- **WHAT TO PRODUCE**: Identify and reproduce every line holding the string "JSON".

Items from a dataset:
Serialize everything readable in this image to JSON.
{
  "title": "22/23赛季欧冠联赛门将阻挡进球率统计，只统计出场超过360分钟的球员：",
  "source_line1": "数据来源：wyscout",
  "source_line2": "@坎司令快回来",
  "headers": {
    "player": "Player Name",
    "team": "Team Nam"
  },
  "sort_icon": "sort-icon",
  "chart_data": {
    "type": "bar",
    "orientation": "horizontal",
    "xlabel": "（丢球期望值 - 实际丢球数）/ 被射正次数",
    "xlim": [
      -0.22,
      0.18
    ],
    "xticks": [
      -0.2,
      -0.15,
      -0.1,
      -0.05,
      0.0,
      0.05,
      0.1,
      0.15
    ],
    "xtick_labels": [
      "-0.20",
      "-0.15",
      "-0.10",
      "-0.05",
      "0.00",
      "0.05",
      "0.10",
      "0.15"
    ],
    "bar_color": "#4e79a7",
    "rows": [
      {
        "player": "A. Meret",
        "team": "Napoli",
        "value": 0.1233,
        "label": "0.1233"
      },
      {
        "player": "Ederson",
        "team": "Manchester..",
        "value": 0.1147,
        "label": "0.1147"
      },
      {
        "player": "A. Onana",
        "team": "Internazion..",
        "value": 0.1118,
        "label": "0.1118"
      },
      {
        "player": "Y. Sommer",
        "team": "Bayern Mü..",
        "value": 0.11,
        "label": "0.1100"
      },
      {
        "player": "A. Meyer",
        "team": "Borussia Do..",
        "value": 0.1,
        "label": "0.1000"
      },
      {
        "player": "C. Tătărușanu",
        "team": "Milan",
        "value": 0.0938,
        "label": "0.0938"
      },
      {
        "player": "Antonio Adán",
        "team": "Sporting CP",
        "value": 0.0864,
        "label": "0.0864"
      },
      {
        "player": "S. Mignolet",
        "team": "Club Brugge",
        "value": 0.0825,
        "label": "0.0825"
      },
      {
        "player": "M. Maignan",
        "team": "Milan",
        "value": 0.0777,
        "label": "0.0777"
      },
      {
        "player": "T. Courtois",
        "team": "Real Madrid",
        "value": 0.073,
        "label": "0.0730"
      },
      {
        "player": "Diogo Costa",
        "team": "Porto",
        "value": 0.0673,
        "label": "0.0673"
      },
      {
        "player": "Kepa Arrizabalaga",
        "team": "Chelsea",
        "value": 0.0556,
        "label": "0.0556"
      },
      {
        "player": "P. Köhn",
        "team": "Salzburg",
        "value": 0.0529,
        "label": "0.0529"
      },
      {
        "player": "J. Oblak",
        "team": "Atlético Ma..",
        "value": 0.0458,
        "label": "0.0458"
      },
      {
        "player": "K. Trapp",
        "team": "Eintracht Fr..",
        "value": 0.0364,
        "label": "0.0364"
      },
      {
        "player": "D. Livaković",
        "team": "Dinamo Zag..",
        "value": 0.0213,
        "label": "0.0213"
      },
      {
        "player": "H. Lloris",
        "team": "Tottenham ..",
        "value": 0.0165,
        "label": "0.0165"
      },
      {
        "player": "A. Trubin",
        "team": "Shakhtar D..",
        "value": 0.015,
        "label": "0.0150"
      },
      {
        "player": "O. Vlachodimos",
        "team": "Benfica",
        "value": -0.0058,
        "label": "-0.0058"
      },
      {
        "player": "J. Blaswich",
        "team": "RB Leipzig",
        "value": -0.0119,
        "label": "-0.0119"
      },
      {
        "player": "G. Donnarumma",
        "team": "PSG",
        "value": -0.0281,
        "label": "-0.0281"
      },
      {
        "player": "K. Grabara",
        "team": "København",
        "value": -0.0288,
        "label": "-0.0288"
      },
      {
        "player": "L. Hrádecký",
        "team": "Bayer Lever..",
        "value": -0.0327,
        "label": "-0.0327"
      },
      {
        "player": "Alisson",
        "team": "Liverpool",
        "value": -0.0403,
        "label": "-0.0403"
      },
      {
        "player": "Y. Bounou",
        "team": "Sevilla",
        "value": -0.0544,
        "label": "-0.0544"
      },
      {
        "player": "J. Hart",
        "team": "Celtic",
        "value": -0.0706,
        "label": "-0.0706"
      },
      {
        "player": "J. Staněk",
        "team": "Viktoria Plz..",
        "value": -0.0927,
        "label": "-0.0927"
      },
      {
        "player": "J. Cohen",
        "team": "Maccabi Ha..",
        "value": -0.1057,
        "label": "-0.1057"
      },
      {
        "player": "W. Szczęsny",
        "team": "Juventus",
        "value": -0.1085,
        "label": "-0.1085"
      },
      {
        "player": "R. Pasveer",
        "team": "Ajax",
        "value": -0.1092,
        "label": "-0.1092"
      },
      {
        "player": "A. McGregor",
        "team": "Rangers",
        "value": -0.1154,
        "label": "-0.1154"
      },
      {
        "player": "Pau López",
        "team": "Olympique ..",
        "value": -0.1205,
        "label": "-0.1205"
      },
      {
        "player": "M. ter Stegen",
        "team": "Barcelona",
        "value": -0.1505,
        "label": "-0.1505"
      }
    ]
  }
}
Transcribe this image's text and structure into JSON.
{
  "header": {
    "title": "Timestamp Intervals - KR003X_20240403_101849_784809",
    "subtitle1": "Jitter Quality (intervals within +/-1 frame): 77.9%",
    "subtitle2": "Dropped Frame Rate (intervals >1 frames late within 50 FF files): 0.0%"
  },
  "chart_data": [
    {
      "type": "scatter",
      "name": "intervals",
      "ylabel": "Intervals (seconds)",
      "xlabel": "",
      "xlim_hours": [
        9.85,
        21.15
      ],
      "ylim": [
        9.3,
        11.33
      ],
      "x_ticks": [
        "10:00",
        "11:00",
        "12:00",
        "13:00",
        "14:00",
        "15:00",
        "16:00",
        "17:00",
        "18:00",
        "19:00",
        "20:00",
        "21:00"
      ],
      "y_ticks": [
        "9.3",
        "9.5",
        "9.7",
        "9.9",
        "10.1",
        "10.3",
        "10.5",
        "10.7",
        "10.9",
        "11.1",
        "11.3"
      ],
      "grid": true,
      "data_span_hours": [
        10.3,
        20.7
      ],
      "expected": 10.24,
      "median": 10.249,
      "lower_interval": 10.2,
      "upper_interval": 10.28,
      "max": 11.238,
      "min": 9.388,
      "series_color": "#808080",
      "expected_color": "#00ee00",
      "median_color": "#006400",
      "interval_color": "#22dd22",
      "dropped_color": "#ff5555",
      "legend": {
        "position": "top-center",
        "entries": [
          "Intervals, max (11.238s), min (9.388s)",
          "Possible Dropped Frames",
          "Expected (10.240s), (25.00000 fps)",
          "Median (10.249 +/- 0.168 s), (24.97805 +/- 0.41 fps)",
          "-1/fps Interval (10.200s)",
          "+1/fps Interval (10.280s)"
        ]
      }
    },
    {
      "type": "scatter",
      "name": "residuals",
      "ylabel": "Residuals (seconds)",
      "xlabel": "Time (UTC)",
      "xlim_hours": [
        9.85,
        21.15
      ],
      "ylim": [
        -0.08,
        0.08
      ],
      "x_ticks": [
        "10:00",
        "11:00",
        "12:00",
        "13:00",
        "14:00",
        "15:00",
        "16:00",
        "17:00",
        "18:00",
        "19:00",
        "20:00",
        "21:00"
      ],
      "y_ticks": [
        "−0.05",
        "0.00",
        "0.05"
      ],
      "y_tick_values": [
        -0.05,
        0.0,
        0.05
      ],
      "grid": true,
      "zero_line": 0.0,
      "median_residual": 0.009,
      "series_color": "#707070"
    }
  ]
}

- **FINAL RESULT**:
Serialize everything readable in this image to JSON.
Transcribe this image's text and structure into JSON.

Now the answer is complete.